■ Task to carry out: Identify and pull out each line of the entries in which "JSON" occurs.

■ Dataset records:
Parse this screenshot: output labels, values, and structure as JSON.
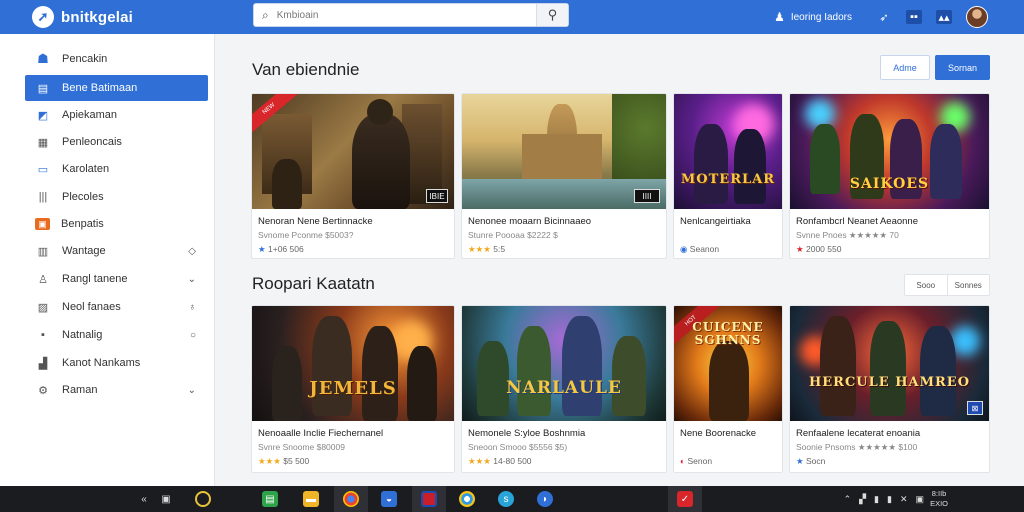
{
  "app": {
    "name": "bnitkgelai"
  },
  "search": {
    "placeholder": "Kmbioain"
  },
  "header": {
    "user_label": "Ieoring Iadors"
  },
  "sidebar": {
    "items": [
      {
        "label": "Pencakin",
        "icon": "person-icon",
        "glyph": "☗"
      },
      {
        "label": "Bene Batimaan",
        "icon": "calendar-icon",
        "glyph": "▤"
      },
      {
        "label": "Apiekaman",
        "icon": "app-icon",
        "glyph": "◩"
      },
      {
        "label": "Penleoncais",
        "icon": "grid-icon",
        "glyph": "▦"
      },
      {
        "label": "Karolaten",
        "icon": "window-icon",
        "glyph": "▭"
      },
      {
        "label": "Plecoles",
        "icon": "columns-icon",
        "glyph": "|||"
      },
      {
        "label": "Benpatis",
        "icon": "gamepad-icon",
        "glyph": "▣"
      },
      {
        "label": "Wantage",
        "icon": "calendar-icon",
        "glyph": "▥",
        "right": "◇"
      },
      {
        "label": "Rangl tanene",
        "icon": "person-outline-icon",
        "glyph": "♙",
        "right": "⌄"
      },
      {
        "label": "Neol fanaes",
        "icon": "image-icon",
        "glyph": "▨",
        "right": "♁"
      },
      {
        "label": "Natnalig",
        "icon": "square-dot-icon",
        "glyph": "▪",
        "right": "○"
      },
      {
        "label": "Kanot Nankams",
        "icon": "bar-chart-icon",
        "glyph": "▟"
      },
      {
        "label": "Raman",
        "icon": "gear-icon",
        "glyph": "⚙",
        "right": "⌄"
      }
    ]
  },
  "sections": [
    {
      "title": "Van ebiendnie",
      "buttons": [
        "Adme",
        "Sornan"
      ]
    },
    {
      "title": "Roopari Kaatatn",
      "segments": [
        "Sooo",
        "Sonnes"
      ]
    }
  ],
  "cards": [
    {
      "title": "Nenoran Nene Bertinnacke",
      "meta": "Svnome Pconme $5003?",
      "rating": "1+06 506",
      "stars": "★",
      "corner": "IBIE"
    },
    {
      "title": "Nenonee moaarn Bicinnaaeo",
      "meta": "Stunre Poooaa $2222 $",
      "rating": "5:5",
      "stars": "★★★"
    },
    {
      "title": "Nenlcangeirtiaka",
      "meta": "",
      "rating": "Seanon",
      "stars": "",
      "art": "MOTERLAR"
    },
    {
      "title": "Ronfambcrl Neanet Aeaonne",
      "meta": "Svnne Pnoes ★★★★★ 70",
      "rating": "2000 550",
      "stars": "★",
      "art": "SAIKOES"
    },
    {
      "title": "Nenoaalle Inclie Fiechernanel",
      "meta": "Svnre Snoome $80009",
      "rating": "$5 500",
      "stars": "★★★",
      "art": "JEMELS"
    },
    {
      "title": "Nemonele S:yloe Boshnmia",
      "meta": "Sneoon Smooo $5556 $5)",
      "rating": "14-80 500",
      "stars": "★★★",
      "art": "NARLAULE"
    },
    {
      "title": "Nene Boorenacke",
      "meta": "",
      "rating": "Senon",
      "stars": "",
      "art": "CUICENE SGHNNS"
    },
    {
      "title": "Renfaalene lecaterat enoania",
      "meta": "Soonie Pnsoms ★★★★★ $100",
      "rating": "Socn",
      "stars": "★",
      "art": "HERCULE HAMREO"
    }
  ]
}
* * *
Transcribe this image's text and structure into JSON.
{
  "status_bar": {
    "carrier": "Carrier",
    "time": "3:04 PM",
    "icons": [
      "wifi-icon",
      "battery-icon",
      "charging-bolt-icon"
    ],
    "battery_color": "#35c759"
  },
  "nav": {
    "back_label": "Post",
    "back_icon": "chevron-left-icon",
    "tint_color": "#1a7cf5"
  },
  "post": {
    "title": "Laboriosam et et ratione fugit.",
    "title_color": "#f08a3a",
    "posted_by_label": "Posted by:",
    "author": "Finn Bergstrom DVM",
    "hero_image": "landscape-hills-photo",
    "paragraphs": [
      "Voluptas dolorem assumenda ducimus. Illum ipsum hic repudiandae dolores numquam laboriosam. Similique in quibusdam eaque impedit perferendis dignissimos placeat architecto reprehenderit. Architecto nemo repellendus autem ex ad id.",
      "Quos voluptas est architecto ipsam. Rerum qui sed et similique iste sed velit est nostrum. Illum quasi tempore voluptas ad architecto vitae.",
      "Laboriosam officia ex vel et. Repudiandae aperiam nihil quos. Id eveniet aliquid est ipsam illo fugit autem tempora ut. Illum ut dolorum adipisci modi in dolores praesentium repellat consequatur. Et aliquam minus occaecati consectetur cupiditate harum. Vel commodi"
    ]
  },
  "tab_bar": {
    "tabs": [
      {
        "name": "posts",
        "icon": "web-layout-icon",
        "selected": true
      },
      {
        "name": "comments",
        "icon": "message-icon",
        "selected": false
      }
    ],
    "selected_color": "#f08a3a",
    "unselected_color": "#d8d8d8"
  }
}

■ Exercise answer:
Parse this screenshot: output labels, values, and structure as JSON.
Transcribe this image's text and structure into JSON.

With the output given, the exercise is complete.